▶ _Problems and tasks_:
1. In the basketball game thread below, list the statistics credited to Orien Greene when the poster says he is "filling up the statline."
2. What was the final score of the game, according to the basketball game thread below?
3. Carry the basketball game thread below forward from its last post.

▶ _Reading passage_:
Kendrick Perkins elbows Orien Greene and gets a technical! Yeah! Well, Greene was called for a foul, but at least he helped us get another point on the board.


----------



## Pacers Fan (Aug 25, 2002)

Haha an awesome block by Greene from behind! He's filling up the statline: 1 point, 1 foul, 1 turnover, 1 block, and 1 assist.


----------



## Pacers Fan (Aug 25, 2002)

Jasikevicius hits another jumper from about the same area. Hopefully he can get his stroke back, because we need him.


----------



## Pacers Fan (Aug 25, 2002)

Marshall gets a steal and stumbles into a make and the foul.

107-85 now with under 2 minutes left in the game.


----------



## Pacers Fan (Aug 25, 2002)

David Harrison rejects a potentially awesome dunk by Greene. Marshall stumbles again, but this time into a travel.

Marquis Daniels earns player of the game with 15 points and 3 steals. Eh?


----------



## Pacers Fan (Aug 25, 2002)

What are the Celtics doing trying to score with 13 seconds left? Greene swats Tony Allen to prevent the ego-killing dunk. I think I have a new favorite Pacer: Orien Greene.

Sarunas Jasikevicius hits a 3 with .2 seconds left!!! And we still lose by 26.


----------



## Pacers Fan (Aug 25, 2002)

Final Score- 114-88 Celtics

Pacers Fan- 37
Auggie- 33
Jermaniac Fan- 35
Pacersthebest- 30
rock747- 33
Box Man- 33
StephenJackson- 41
bbasok- DQ'd for guessing the same as Jermaniac Fan
Pacerholic- 45
#16is#1- 39

Winner- Pacersthebest

His 3rd so far. Yikes, we have an early favorite.

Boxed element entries
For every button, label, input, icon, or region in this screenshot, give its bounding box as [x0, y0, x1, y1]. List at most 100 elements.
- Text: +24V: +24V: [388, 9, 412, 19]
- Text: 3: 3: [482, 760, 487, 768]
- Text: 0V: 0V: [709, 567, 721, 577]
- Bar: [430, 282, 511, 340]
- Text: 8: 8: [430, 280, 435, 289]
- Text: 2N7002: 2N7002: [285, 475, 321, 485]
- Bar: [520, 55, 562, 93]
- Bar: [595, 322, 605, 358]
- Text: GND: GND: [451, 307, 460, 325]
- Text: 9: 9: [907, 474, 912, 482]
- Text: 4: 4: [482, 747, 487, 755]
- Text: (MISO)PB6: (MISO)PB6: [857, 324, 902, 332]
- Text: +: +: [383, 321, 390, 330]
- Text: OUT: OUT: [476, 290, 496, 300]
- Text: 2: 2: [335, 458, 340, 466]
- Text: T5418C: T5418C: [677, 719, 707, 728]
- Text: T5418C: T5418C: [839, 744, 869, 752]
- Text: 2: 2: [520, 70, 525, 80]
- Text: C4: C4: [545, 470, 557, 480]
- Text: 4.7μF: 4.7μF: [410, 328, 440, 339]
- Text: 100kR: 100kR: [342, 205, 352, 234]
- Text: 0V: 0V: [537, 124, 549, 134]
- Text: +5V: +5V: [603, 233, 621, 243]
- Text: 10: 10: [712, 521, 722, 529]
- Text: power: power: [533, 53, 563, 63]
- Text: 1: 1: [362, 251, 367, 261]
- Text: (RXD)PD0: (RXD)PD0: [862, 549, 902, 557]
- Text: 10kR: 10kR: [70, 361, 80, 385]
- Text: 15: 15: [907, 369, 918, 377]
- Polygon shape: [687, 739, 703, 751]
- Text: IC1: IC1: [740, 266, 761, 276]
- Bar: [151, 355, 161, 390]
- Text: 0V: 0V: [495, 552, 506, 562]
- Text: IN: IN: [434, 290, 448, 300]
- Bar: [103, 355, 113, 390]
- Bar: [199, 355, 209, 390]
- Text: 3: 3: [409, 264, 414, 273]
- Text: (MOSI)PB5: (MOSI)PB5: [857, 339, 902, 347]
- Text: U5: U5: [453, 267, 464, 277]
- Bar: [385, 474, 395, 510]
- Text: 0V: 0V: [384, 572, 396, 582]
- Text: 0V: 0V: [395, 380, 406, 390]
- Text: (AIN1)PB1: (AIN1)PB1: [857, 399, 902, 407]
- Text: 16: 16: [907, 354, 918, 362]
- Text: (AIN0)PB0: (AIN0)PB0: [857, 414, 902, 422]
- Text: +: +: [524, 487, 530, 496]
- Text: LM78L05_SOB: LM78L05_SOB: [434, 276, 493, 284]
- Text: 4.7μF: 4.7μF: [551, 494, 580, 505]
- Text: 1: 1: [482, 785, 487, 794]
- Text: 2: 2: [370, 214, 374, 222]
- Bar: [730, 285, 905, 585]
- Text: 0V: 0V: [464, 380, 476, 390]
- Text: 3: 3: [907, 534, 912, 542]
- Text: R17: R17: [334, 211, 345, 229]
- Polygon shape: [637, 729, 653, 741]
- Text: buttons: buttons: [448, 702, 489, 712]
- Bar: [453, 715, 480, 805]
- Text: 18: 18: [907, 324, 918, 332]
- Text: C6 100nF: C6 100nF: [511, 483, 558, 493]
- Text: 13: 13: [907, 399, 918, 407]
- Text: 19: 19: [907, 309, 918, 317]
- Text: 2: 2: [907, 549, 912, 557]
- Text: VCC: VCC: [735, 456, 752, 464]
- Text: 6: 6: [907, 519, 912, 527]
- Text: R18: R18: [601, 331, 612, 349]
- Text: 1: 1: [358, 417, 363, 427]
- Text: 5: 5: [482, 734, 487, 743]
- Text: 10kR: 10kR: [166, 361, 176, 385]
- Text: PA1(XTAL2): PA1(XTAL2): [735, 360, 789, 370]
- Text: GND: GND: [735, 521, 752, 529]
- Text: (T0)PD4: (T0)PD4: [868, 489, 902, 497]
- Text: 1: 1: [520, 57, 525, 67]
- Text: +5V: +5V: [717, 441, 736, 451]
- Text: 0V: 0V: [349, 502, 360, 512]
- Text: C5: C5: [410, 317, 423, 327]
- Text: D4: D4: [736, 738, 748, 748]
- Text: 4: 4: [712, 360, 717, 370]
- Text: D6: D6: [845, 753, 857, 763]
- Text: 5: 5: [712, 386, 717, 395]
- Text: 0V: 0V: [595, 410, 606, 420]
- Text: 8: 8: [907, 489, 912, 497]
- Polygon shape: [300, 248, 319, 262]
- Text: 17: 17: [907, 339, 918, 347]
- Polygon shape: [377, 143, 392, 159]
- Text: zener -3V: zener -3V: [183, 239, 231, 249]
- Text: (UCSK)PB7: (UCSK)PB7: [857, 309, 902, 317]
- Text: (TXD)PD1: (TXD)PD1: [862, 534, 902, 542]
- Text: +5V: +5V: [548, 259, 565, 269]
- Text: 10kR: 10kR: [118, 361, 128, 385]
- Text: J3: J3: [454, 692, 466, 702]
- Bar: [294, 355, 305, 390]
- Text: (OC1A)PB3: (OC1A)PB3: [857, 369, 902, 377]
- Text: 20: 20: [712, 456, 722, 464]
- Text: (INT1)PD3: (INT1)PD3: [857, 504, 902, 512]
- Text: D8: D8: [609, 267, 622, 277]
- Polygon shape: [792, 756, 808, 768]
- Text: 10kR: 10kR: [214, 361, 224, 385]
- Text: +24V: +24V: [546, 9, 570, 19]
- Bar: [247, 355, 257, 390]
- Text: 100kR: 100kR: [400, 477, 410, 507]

...

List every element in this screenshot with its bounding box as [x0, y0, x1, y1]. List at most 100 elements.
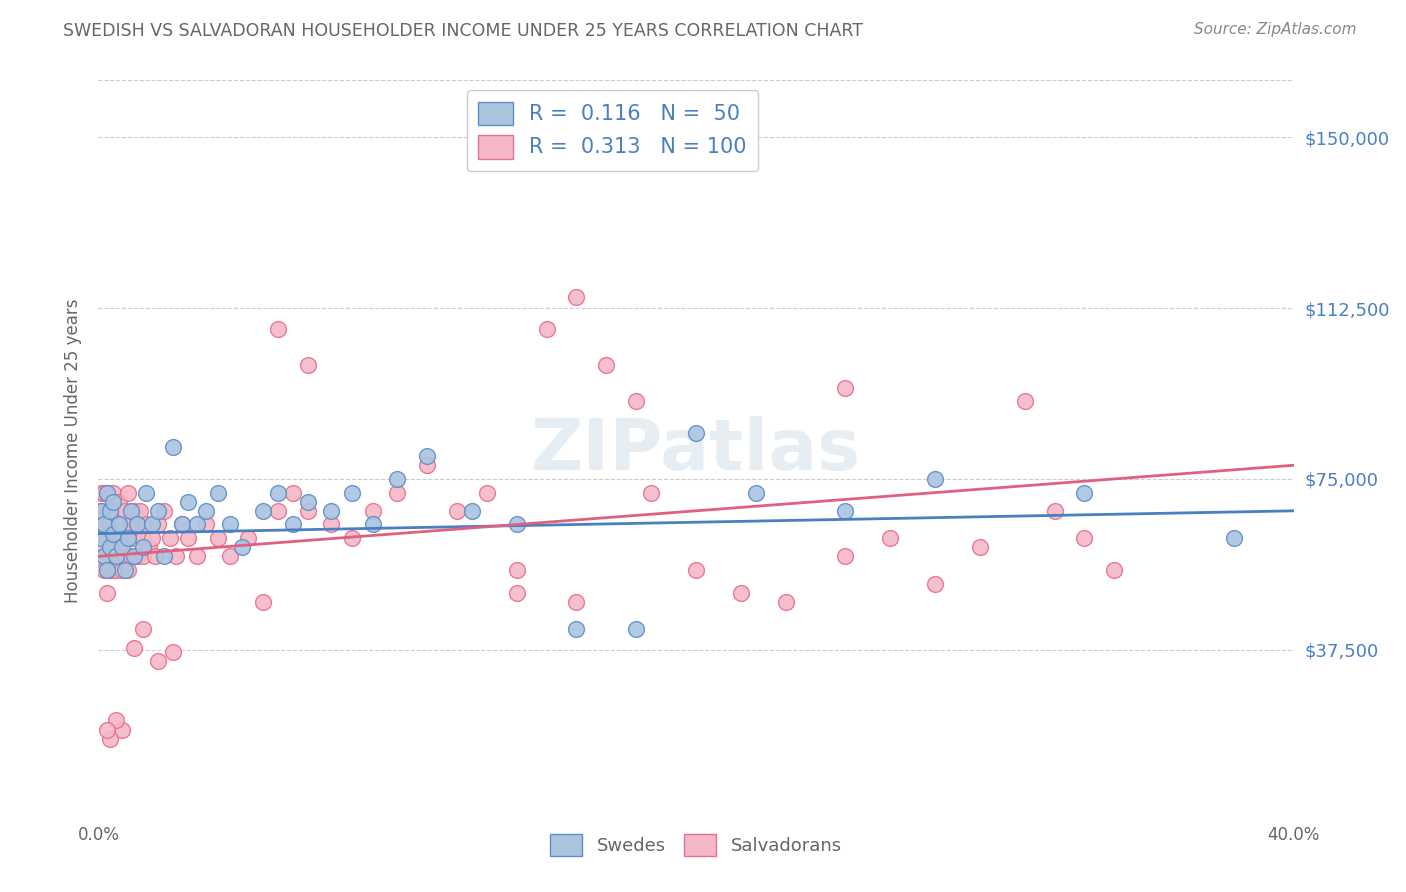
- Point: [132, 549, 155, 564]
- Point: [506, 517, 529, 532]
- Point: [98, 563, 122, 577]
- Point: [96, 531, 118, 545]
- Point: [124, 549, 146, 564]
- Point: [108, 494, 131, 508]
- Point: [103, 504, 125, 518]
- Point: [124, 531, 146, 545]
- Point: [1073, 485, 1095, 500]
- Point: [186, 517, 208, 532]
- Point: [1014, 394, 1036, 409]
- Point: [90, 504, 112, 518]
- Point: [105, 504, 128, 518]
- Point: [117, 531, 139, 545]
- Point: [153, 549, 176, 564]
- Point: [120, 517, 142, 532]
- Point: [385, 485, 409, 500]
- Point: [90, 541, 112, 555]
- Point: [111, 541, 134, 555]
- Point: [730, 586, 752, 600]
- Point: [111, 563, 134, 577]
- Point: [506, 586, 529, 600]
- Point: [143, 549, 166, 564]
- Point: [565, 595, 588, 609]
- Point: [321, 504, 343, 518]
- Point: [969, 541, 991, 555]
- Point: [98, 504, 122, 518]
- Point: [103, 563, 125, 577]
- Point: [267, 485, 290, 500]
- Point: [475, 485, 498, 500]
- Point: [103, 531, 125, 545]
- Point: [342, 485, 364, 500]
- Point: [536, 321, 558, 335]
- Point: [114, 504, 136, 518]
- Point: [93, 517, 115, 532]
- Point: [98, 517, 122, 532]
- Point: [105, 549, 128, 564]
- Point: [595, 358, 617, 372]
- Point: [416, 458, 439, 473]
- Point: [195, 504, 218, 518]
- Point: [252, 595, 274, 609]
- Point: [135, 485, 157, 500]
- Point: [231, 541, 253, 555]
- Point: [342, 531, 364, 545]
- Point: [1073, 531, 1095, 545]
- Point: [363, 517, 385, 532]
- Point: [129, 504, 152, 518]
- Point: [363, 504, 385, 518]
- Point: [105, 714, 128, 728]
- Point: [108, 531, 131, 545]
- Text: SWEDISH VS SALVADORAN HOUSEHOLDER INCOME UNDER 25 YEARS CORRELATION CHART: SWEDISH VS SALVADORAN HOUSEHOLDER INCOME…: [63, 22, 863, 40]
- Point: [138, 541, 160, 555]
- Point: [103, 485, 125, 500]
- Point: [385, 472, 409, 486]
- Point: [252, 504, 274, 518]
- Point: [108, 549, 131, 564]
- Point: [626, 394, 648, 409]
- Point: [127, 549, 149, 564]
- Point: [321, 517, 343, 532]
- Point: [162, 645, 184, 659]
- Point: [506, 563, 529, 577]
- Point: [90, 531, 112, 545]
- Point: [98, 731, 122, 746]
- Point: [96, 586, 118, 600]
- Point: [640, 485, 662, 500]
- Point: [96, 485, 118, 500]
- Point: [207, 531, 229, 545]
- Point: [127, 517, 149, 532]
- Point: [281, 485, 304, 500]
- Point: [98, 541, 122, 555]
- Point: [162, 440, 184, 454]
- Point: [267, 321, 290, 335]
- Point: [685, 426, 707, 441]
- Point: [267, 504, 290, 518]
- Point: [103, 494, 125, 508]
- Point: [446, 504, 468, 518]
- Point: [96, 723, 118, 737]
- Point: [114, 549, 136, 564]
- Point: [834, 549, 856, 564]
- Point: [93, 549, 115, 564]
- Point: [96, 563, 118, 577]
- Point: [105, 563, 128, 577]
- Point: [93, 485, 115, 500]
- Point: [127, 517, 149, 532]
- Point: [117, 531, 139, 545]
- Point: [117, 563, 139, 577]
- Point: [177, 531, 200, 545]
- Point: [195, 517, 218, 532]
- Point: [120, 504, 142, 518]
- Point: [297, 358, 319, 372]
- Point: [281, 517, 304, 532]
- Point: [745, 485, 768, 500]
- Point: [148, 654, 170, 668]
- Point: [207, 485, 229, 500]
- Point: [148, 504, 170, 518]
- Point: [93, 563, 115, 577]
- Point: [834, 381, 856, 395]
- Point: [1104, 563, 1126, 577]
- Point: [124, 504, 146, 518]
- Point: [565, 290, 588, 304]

▶ _Answers for this exercise_:
1. 1 point, 1 foul, 1 turnover, 1 block, and 1 assist

2. 114-88, Celtics

3.
----------



## Pacers Fan (Aug 25, 2002)

Pacers Rebounds: 33
Celtics Rebounds: 53

Pacers FG%: 38.3
Celtics FG%: 50.0


----------



## Pacersthebest (Aug 6, 2005)

Pacers Fan said:


> Final Score- 114-88 Celtics
> 
> Pacers Fan- 37
> Auggie- 33
> ...



Haha, winning with 30 points difference is pretty nice. I rather had won though.


----------



## Pacersthebest (Aug 6, 2005)

Pacers Fan said:


> Final Score- 114-88 Celtics
> 
> His 3rd so far. Yikes, we have an early favorite.


Where can I find the winners till now?


----------



## StephenJackson (Oct 28, 2004)

Yikes. I was at this game and it was probable the worst Pacers game I have ever been to. No, it WAS the worst Pacers game I have ever been too. What an effortless attempt at a basketball game. The only fun thing was watching JO block the crap out of people. Other than that: horrible.


----------



## Pacers Fan (Aug 25, 2002)

Pacersthebest said:


> Where can I find the winners till now?


In the stickied Archive thread.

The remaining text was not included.